## To do
Copy all of the material below exactly.

## Provided data

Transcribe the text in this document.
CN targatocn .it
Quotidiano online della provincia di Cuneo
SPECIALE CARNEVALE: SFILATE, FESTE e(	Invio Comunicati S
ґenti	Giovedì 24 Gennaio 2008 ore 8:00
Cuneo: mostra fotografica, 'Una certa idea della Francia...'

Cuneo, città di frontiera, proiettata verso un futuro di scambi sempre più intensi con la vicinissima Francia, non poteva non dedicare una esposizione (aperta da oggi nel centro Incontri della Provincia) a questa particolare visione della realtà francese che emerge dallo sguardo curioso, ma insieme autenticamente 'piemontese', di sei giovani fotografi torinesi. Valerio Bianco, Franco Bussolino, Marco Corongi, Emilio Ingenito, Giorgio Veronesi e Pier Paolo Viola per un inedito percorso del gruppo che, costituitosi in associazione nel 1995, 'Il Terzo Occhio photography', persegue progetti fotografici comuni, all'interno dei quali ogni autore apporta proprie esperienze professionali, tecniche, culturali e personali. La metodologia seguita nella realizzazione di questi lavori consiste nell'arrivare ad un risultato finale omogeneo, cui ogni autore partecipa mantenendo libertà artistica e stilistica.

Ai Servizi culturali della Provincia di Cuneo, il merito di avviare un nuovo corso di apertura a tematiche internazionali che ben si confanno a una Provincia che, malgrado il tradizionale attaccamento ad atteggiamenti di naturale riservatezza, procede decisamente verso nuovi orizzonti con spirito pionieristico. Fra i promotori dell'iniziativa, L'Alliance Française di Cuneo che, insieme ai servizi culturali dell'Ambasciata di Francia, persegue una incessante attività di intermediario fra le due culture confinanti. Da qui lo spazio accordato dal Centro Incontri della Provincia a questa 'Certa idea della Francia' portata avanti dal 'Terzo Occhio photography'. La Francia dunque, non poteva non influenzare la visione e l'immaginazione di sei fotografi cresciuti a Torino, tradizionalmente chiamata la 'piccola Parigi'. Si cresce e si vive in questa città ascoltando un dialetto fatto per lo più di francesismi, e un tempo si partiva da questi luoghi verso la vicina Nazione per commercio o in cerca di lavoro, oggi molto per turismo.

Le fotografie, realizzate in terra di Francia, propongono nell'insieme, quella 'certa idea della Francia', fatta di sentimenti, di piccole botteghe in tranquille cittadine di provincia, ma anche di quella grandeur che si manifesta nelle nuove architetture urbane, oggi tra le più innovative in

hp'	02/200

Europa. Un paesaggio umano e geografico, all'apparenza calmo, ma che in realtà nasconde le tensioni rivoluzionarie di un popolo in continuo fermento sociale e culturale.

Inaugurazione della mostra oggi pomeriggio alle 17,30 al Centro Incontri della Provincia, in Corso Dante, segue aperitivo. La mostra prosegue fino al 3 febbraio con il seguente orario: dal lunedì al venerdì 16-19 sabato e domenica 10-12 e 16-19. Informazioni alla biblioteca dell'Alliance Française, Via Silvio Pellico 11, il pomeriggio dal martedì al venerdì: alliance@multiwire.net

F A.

## Completed exercise
Transcribe the text in this document.
CN targatocn .it
Quotidiano online della provincia di Cuneo
SPECIALE CARNEVALE: SFILATE, FESTE e(	Invio Comunicati S
ґenti	Giovedì 24 Gennaio 2008 ore 8:00
Cuneo: mostra fotografica, 'Una certa idea della Francia...'

Cuneo, città di frontiera, proiettata verso un futuro di scambi sempre più intensi con la vicinissima Francia, non poteva non dedicare una esposizione (aperta da oggi nel centro Incontri della Provincia) a questa particolare visione della realtà francese che emerge dallo sguardo curioso, ma insieme autenticamente 'piemontese', di sei giovani fotografi torinesi. Valerio Bianco, Franco Bussolino, Marco Corongi, Emilio Ingenito, Giorgio Veronesi e Pier Paolo Viola per un inedito percorso del gruppo che, costituitosi in associazione nel 1995, 'Il Terzo Occhio photography', persegue progetti fotografici comuni, all'interno dei quali ogni autore apporta proprie esperienze professionali, tecniche, culturali e personali. La metodologia seguita nella realizzazione di questi lavori consiste nell'arrivare ad un risultato finale omogeneo, cui ogni autore partecipa mantenendo libertà artistica e stilistica.

Ai Servizi culturali della Provincia di Cuneo, il merito di avviare un nuovo corso di apertura a tematiche internazionali che ben si confanno a una Provincia che, malgrado il tradizionale attaccamento ad atteggiamenti di naturale riservatezza, procede decisamente verso nuovi orizzonti con spirito pionieristico. Fra i promotori dell'iniziativa, L'Alliance Française di Cuneo che, insieme ai servizi culturali dell'Ambasciata di Francia, persegue una incessante attività di intermediario fra le due culture confinanti. Da qui lo spazio accordato dal Centro Incontri della Provincia a questa 'Certa idea della Francia' portata avanti dal 'Terzo Occhio photography'. La Francia dunque, non poteva non influenzare la visione e l'immaginazione di sei fotografi cresciuti a Torino, tradizionalmente chiamata la 'piccola Parigi'. Si cresce e si vive in questa città ascoltando un dialetto fatto per lo più di francesismi, e un tempo si partiva da questi luoghi verso la vicina Nazione per commercio o in cerca di lavoro, oggi molto per turismo.

Le fotografie, realizzate in terra di Francia, propongono nell'insieme, quella 'certa idea della Francia', fatta di sentimenti, di piccole botteghe in tranquille cittadine di provincia, ma anche di quella grandeur che si manifesta nelle nuove architetture urbane, oggi tra le più innovative in

hp'	02/200

Europa. Un paesaggio umano e geografico, all'apparenza calmo, ma che in realtà nasconde le tensioni rivoluzionarie di un popolo in continuo fermento sociale e culturale.

Inaugurazione della mostra oggi pomeriggio alle 17,30 al Centro Incontri della Provincia, in Corso Dante, segue aperitivo. La mostra prosegue fino al 3 febbraio con il seguente orario: dal lunedì al venerdì 16-19 sabato e domenica 10-12 e 16-19. Informazioni alla biblioteca dell'Alliance Française, Via Silvio Pellico 11, il pomeriggio dal martedì al venerdì: alliance@multiwire.net

F A.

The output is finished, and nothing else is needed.